● TASK STATEMENT: In the records below, find the line containing "What's the underlying"; copy exactly that line and all lines after it to the end, and nothing else.

● SUPPLIED MATERIAL:

#####

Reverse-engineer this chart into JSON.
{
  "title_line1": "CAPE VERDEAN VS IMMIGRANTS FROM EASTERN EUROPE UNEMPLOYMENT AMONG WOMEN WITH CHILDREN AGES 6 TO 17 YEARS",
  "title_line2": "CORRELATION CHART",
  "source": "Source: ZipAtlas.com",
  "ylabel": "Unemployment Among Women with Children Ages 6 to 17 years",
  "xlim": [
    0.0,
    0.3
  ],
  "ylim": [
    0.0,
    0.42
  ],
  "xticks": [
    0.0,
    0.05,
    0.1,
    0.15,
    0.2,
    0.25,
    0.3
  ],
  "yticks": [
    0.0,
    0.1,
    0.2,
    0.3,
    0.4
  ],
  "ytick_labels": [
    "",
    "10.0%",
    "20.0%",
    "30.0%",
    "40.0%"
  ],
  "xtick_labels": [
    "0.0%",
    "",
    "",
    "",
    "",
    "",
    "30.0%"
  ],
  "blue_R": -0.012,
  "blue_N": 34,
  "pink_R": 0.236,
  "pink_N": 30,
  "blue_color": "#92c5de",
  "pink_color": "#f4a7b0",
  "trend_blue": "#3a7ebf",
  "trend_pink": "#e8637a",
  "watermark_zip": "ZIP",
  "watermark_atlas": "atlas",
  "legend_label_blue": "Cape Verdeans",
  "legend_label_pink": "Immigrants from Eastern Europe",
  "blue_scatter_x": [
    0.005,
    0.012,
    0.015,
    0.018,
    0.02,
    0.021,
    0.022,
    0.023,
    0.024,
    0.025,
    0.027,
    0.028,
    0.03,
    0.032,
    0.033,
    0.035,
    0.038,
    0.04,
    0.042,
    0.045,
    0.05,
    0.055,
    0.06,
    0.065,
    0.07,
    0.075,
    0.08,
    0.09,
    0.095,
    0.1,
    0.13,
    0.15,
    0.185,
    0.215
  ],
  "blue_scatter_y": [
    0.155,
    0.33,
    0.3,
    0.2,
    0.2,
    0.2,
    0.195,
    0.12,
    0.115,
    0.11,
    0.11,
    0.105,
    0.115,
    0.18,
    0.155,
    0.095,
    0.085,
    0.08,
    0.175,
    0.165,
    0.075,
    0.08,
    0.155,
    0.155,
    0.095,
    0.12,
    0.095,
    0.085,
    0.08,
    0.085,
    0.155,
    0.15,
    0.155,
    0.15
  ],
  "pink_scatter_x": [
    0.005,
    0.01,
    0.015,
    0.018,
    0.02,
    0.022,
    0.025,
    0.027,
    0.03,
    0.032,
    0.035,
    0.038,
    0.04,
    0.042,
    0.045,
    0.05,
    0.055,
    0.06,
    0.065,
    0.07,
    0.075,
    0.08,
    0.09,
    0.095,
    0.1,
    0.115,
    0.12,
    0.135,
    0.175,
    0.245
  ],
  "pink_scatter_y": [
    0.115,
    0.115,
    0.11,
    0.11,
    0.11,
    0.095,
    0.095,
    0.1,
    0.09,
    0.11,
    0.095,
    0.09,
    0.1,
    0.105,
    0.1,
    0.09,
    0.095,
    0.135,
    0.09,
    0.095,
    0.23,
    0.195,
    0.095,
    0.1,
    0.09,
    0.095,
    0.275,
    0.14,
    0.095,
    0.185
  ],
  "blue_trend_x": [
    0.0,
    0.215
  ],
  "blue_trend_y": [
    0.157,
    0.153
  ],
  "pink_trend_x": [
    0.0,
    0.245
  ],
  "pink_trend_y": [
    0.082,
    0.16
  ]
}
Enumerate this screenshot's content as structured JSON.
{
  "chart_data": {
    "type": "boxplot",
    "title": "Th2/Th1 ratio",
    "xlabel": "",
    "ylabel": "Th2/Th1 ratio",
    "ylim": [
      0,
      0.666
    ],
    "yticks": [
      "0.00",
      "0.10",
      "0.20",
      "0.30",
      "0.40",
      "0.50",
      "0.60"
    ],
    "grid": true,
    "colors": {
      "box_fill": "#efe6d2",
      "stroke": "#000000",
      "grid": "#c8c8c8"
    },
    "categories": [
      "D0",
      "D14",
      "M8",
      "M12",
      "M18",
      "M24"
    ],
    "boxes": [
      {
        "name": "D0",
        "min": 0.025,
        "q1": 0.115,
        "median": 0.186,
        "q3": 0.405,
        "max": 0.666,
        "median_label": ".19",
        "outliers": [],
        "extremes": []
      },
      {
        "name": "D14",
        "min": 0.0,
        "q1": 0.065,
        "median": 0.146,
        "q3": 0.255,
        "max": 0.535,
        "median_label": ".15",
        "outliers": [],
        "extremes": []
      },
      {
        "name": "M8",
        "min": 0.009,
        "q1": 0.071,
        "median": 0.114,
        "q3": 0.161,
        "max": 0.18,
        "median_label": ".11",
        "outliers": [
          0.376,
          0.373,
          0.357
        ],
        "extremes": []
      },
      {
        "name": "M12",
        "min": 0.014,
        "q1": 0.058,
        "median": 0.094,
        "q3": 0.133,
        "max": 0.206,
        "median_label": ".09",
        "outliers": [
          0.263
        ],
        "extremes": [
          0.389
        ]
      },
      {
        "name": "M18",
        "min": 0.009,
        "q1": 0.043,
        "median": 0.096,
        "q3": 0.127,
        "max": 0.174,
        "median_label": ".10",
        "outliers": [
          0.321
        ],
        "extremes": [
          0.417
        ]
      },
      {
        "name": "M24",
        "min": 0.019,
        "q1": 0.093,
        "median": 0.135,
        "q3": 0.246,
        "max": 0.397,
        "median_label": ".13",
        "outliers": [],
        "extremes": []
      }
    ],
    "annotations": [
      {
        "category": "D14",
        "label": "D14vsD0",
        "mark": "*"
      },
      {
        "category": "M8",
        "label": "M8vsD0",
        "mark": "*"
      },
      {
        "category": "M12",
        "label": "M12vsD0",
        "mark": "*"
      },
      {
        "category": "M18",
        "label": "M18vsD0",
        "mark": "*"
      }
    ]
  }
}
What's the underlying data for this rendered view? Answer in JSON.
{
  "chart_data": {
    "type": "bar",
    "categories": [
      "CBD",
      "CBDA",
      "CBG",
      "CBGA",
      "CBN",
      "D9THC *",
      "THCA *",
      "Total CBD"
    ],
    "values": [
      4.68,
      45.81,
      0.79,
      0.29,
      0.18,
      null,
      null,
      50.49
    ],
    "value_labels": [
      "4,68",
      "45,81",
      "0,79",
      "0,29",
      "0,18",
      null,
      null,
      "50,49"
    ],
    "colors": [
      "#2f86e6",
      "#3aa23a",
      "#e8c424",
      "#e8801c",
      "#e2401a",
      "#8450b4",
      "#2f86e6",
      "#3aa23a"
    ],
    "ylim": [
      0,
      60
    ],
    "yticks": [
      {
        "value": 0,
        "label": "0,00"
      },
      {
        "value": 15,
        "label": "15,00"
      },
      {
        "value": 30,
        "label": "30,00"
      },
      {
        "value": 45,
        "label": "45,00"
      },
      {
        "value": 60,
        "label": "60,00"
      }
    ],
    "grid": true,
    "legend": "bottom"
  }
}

#####

● COMPLETE ANSWER:
What's the underlying data for this rendered view? Answer in JSON.
{
  "chart_data": {
    "type": "bar",
    "categories": [
      "CBD",
      "CBDA",
      "CBG",
      "CBGA",
      "CBN",
      "D9THC *",
      "THCA *",
      "Total CBD"
    ],
    "values": [
      4.68,
      45.81,
      0.79,
      0.29,
      0.18,
      null,
      null,
      50.49
    ],
    "value_labels": [
      "4,68",
      "45,81",
      "0,79",
      "0,29",
      "0,18",
      null,
      null,
      "50,49"
    ],
    "colors": [
      "#2f86e6",
      "#3aa23a",
      "#e8c424",
      "#e8801c",
      "#e2401a",
      "#8450b4",
      "#2f86e6",
      "#3aa23a"
    ],
    "ylim": [
      0,
      60
    ],
    "yticks": [
      {
        "value": 0,
        "label": "0,00"
      },
      {
        "value": 15,
        "label": "15,00"
      },
      {
        "value": 30,
        "label": "30,00"
      },
      {
        "value": 45,
        "label": "45,00"
      },
      {
        "value": 60,
        "label": "60,00"
      }
    ],
    "grid": true,
    "legend": "bottom"
  }
}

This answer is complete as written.